▶ _Data in this exercise_:
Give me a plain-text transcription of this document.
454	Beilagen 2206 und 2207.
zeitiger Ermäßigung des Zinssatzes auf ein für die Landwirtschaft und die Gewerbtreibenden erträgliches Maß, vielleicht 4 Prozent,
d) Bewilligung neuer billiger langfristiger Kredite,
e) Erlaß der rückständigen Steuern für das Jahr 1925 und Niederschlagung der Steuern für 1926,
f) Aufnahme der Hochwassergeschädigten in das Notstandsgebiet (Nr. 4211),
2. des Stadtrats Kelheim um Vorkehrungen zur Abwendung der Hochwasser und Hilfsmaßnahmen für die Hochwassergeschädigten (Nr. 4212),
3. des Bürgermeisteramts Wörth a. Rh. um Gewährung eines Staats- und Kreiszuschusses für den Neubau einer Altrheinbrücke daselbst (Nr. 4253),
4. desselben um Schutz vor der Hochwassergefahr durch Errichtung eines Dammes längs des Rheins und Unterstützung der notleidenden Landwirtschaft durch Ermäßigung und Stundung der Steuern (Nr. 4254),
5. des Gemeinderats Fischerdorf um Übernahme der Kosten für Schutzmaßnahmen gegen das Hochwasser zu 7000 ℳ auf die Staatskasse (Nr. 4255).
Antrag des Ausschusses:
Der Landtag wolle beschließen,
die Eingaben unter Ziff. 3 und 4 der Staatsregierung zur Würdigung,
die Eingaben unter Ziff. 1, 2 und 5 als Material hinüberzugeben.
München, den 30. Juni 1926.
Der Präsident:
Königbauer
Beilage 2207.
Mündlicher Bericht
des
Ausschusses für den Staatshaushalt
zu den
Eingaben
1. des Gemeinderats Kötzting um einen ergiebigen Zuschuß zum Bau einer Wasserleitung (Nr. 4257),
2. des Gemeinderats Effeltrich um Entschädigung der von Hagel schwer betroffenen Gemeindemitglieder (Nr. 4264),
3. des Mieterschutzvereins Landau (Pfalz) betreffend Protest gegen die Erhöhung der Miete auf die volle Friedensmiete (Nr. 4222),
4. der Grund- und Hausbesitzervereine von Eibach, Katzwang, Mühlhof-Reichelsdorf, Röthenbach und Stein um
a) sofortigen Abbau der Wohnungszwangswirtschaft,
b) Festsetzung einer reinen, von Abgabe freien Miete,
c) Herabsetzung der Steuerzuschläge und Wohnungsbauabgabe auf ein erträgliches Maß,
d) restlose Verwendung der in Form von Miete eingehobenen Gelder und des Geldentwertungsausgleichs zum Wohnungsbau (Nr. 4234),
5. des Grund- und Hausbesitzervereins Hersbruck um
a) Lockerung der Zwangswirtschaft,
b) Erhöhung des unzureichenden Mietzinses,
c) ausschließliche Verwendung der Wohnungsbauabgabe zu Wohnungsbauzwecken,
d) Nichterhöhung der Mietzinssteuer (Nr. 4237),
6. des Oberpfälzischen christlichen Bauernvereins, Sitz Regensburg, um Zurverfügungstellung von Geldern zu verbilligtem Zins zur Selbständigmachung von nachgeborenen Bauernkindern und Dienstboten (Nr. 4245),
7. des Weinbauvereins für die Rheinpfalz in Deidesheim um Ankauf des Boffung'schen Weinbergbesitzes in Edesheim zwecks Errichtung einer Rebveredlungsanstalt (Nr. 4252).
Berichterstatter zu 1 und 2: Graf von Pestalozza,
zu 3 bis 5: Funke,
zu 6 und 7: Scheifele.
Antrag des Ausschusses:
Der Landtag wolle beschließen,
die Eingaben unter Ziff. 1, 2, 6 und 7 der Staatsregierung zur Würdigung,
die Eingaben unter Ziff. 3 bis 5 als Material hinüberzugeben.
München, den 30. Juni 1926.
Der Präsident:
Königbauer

▶ _What you have to do_:
Pull every line containing "Ziff" out of the records.

▶ _Output for this task_:
die Eingaben unter Ziff. 3 und 4 der Staatsregierung zur Würdigung,
die Eingaben unter Ziff. 1, 2 und 5 als Material hinüberzugeben.
die Eingaben unter Ziff. 1, 2, 6 und 7 der Staatsregierung zur Würdigung,
die Eingaben unter Ziff. 3 bis 5 als Material hinüberzugeben.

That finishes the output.